The exercise: You are to retype all of the data exactly as it appears.

Stored data entries:
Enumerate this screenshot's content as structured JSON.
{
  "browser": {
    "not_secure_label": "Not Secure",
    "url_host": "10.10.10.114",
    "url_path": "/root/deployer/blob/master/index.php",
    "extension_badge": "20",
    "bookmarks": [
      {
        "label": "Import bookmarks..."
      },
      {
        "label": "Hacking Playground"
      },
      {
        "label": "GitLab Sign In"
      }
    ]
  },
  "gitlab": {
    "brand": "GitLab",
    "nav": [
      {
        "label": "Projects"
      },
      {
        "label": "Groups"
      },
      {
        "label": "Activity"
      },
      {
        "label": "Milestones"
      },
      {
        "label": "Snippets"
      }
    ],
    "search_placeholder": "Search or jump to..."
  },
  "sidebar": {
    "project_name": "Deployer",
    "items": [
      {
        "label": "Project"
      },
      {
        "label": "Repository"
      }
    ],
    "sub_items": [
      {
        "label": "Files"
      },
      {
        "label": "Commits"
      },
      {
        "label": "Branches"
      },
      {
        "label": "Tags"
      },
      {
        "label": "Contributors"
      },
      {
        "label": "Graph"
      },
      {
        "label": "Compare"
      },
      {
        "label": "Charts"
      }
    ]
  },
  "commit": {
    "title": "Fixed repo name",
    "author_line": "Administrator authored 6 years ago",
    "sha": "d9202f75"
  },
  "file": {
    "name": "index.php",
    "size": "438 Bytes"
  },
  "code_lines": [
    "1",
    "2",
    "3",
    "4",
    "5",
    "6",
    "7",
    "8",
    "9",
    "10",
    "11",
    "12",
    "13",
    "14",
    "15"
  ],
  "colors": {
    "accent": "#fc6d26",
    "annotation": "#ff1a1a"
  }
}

Response to the exercise:
Enumerate this screenshot's content as structured JSON.
{
  "browser": {
    "not_secure_label": "Not Secure",
    "url_host": "10.10.10.114",
    "url_path": "/root/deployer/blob/master/index.php",
    "extension_badge": "20",
    "bookmarks": [
      {
        "label": "Import bookmarks..."
      },
      {
        "label": "Hacking Playground"
      },
      {
        "label": "GitLab Sign In"
      }
    ]
  },
  "gitlab": {
    "brand": "GitLab",
    "nav": [
      {
        "label": "Projects"
      },
      {
        "label": "Groups"
      },
      {
        "label": "Activity"
      },
      {
        "label": "Milestones"
      },
      {
        "label": "Snippets"
      }
    ],
    "search_placeholder": "Search or jump to..."
  },
  "sidebar": {
    "project_name": "Deployer",
    "items": [
      {
        "label": "Project"
      },
      {
        "label": "Repository"
      }
    ],
    "sub_items": [
      {
        "label": "Files"
      },
      {
        "label": "Commits"
      },
      {
        "label": "Branches"
      },
      {
        "label": "Tags"
      },
      {
        "label": "Contributors"
      },
      {
        "label": "Graph"
      },
      {
        "label": "Compare"
      },
      {
        "label": "Charts"
      }
    ]
  },
  "commit": {
    "title": "Fixed repo name",
    "author_line": "Administrator authored 6 years ago",
    "sha": "d9202f75"
  },
  "file": {
    "name": "index.php",
    "size": "438 Bytes"
  },
  "code_lines": [
    "1",
    "2",
    "3",
    "4",
    "5",
    "6",
    "7",
    "8",
    "9",
    "10",
    "11",
    "12",
    "13",
    "14",
    "15"
  ],
  "colors": {
    "accent": "#fc6d26",
    "annotation": "#ff1a1a"
  }
}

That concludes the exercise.